All the data should be repeated exactly. Any image in it is left out.
☆ ☆ ☆
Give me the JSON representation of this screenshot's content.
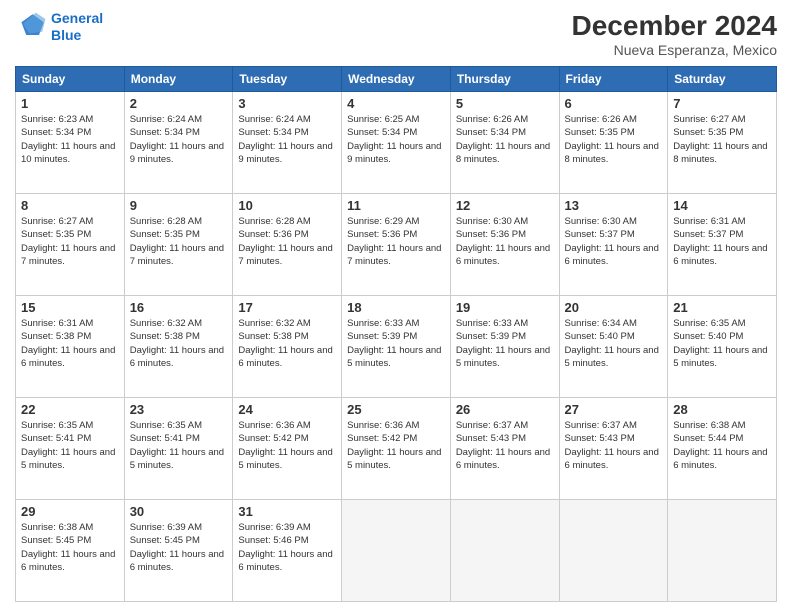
{
  "header": {
    "logo_line1": "General",
    "logo_line2": "Blue",
    "title": "December 2024",
    "subtitle": "Nueva Esperanza, Mexico"
  },
  "columns": [
    "Sunday",
    "Monday",
    "Tuesday",
    "Wednesday",
    "Thursday",
    "Friday",
    "Saturday"
  ],
  "weeks": [
    [
      {
        "day": "1",
        "info": "Sunrise: 6:23 AM\nSunset: 5:34 PM\nDaylight: 11 hours and 10 minutes."
      },
      {
        "day": "2",
        "info": "Sunrise: 6:24 AM\nSunset: 5:34 PM\nDaylight: 11 hours and 9 minutes."
      },
      {
        "day": "3",
        "info": "Sunrise: 6:24 AM\nSunset: 5:34 PM\nDaylight: 11 hours and 9 minutes."
      },
      {
        "day": "4",
        "info": "Sunrise: 6:25 AM\nSunset: 5:34 PM\nDaylight: 11 hours and 9 minutes."
      },
      {
        "day": "5",
        "info": "Sunrise: 6:26 AM\nSunset: 5:34 PM\nDaylight: 11 hours and 8 minutes."
      },
      {
        "day": "6",
        "info": "Sunrise: 6:26 AM\nSunset: 5:35 PM\nDaylight: 11 hours and 8 minutes."
      },
      {
        "day": "7",
        "info": "Sunrise: 6:27 AM\nSunset: 5:35 PM\nDaylight: 11 hours and 8 minutes."
      }
    ],
    [
      {
        "day": "8",
        "info": "Sunrise: 6:27 AM\nSunset: 5:35 PM\nDaylight: 11 hours and 7 minutes."
      },
      {
        "day": "9",
        "info": "Sunrise: 6:28 AM\nSunset: 5:35 PM\nDaylight: 11 hours and 7 minutes."
      },
      {
        "day": "10",
        "info": "Sunrise: 6:28 AM\nSunset: 5:36 PM\nDaylight: 11 hours and 7 minutes."
      },
      {
        "day": "11",
        "info": "Sunrise: 6:29 AM\nSunset: 5:36 PM\nDaylight: 11 hours and 7 minutes."
      },
      {
        "day": "12",
        "info": "Sunrise: 6:30 AM\nSunset: 5:36 PM\nDaylight: 11 hours and 6 minutes."
      },
      {
        "day": "13",
        "info": "Sunrise: 6:30 AM\nSunset: 5:37 PM\nDaylight: 11 hours and 6 minutes."
      },
      {
        "day": "14",
        "info": "Sunrise: 6:31 AM\nSunset: 5:37 PM\nDaylight: 11 hours and 6 minutes."
      }
    ],
    [
      {
        "day": "15",
        "info": "Sunrise: 6:31 AM\nSunset: 5:38 PM\nDaylight: 11 hours and 6 minutes."
      },
      {
        "day": "16",
        "info": "Sunrise: 6:32 AM\nSunset: 5:38 PM\nDaylight: 11 hours and 6 minutes."
      },
      {
        "day": "17",
        "info": "Sunrise: 6:32 AM\nSunset: 5:38 PM\nDaylight: 11 hours and 6 minutes."
      },
      {
        "day": "18",
        "info": "Sunrise: 6:33 AM\nSunset: 5:39 PM\nDaylight: 11 hours and 5 minutes."
      },
      {
        "day": "19",
        "info": "Sunrise: 6:33 AM\nSunset: 5:39 PM\nDaylight: 11 hours and 5 minutes."
      },
      {
        "day": "20",
        "info": "Sunrise: 6:34 AM\nSunset: 5:40 PM\nDaylight: 11 hours and 5 minutes."
      },
      {
        "day": "21",
        "info": "Sunrise: 6:35 AM\nSunset: 5:40 PM\nDaylight: 11 hours and 5 minutes."
      }
    ],
    [
      {
        "day": "22",
        "info": "Sunrise: 6:35 AM\nSunset: 5:41 PM\nDaylight: 11 hours and 5 minutes."
      },
      {
        "day": "23",
        "info": "Sunrise: 6:35 AM\nSunset: 5:41 PM\nDaylight: 11 hours and 5 minutes."
      },
      {
        "day": "24",
        "info": "Sunrise: 6:36 AM\nSunset: 5:42 PM\nDaylight: 11 hours and 5 minutes."
      },
      {
        "day": "25",
        "info": "Sunrise: 6:36 AM\nSunset: 5:42 PM\nDaylight: 11 hours and 5 minutes."
      },
      {
        "day": "26",
        "info": "Sunrise: 6:37 AM\nSunset: 5:43 PM\nDaylight: 11 hours and 6 minutes."
      },
      {
        "day": "27",
        "info": "Sunrise: 6:37 AM\nSunset: 5:43 PM\nDaylight: 11 hours and 6 minutes."
      },
      {
        "day": "28",
        "info": "Sunrise: 6:38 AM\nSunset: 5:44 PM\nDaylight: 11 hours and 6 minutes."
      }
    ],
    [
      {
        "day": "29",
        "info": "Sunrise: 6:38 AM\nSunset: 5:45 PM\nDaylight: 11 hours and 6 minutes."
      },
      {
        "day": "30",
        "info": "Sunrise: 6:39 AM\nSunset: 5:45 PM\nDaylight: 11 hours and 6 minutes."
      },
      {
        "day": "31",
        "info": "Sunrise: 6:39 AM\nSunset: 5:46 PM\nDaylight: 11 hours and 6 minutes."
      },
      null,
      null,
      null,
      null
    ]
  ]
}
☆ ☆ ☆
_Written reply_:
Give me the JSON representation of this screenshot's content.
{
  "header": {
    "logo_line1": "General",
    "logo_line2": "Blue",
    "title": "December 2024",
    "subtitle": "Nueva Esperanza, Mexico"
  },
  "columns": [
    "Sunday",
    "Monday",
    "Tuesday",
    "Wednesday",
    "Thursday",
    "Friday",
    "Saturday"
  ],
  "weeks": [
    [
      {
        "day": "1",
        "info": "Sunrise: 6:23 AM\nSunset: 5:34 PM\nDaylight: 11 hours and 10 minutes."
      },
      {
        "day": "2",
        "info": "Sunrise: 6:24 AM\nSunset: 5:34 PM\nDaylight: 11 hours and 9 minutes."
      },
      {
        "day": "3",
        "info": "Sunrise: 6:24 AM\nSunset: 5:34 PM\nDaylight: 11 hours and 9 minutes."
      },
      {
        "day": "4",
        "info": "Sunrise: 6:25 AM\nSunset: 5:34 PM\nDaylight: 11 hours and 9 minutes."
      },
      {
        "day": "5",
        "info": "Sunrise: 6:26 AM\nSunset: 5:34 PM\nDaylight: 11 hours and 8 minutes."
      },
      {
        "day": "6",
        "info": "Sunrise: 6:26 AM\nSunset: 5:35 PM\nDaylight: 11 hours and 8 minutes."
      },
      {
        "day": "7",
        "info": "Sunrise: 6:27 AM\nSunset: 5:35 PM\nDaylight: 11 hours and 8 minutes."
      }
    ],
    [
      {
        "day": "8",
        "info": "Sunrise: 6:27 AM\nSunset: 5:35 PM\nDaylight: 11 hours and 7 minutes."
      },
      {
        "day": "9",
        "info": "Sunrise: 6:28 AM\nSunset: 5:35 PM\nDaylight: 11 hours and 7 minutes."
      },
      {
        "day": "10",
        "info": "Sunrise: 6:28 AM\nSunset: 5:36 PM\nDaylight: 11 hours and 7 minutes."
      },
      {
        "day": "11",
        "info": "Sunrise: 6:29 AM\nSunset: 5:36 PM\nDaylight: 11 hours and 7 minutes."
      },
      {
        "day": "12",
        "info": "Sunrise: 6:30 AM\nSunset: 5:36 PM\nDaylight: 11 hours and 6 minutes."
      },
      {
        "day": "13",
        "info": "Sunrise: 6:30 AM\nSunset: 5:37 PM\nDaylight: 11 hours and 6 minutes."
      },
      {
        "day": "14",
        "info": "Sunrise: 6:31 AM\nSunset: 5:37 PM\nDaylight: 11 hours and 6 minutes."
      }
    ],
    [
      {
        "day": "15",
        "info": "Sunrise: 6:31 AM\nSunset: 5:38 PM\nDaylight: 11 hours and 6 minutes."
      },
      {
        "day": "16",
        "info": "Sunrise: 6:32 AM\nSunset: 5:38 PM\nDaylight: 11 hours and 6 minutes."
      },
      {
        "day": "17",
        "info": "Sunrise: 6:32 AM\nSunset: 5:38 PM\nDaylight: 11 hours and 6 minutes."
      },
      {
        "day": "18",
        "info": "Sunrise: 6:33 AM\nSunset: 5:39 PM\nDaylight: 11 hours and 5 minutes."
      },
      {
        "day": "19",
        "info": "Sunrise: 6:33 AM\nSunset: 5:39 PM\nDaylight: 11 hours and 5 minutes."
      },
      {
        "day": "20",
        "info": "Sunrise: 6:34 AM\nSunset: 5:40 PM\nDaylight: 11 hours and 5 minutes."
      },
      {
        "day": "21",
        "info": "Sunrise: 6:35 AM\nSunset: 5:40 PM\nDaylight: 11 hours and 5 minutes."
      }
    ],
    [
      {
        "day": "22",
        "info": "Sunrise: 6:35 AM\nSunset: 5:41 PM\nDaylight: 11 hours and 5 minutes."
      },
      {
        "day": "23",
        "info": "Sunrise: 6:35 AM\nSunset: 5:41 PM\nDaylight: 11 hours and 5 minutes."
      },
      {
        "day": "24",
        "info": "Sunrise: 6:36 AM\nSunset: 5:42 PM\nDaylight: 11 hours and 5 minutes."
      },
      {
        "day": "25",
        "info": "Sunrise: 6:36 AM\nSunset: 5:42 PM\nDaylight: 11 hours and 5 minutes."
      },
      {
        "day": "26",
        "info": "Sunrise: 6:37 AM\nSunset: 5:43 PM\nDaylight: 11 hours and 6 minutes."
      },
      {
        "day": "27",
        "info": "Sunrise: 6:37 AM\nSunset: 5:43 PM\nDaylight: 11 hours and 6 minutes."
      },
      {
        "day": "28",
        "info": "Sunrise: 6:38 AM\nSunset: 5:44 PM\nDaylight: 11 hours and 6 minutes."
      }
    ],
    [
      {
        "day": "29",
        "info": "Sunrise: 6:38 AM\nSunset: 5:45 PM\nDaylight: 11 hours and 6 minutes."
      },
      {
        "day": "30",
        "info": "Sunrise: 6:39 AM\nSunset: 5:45 PM\nDaylight: 11 hours and 6 minutes."
      },
      {
        "day": "31",
        "info": "Sunrise: 6:39 AM\nSunset: 5:46 PM\nDaylight: 11 hours and 6 minutes."
      },
      null,
      null,
      null,
      null
    ]
  ]
}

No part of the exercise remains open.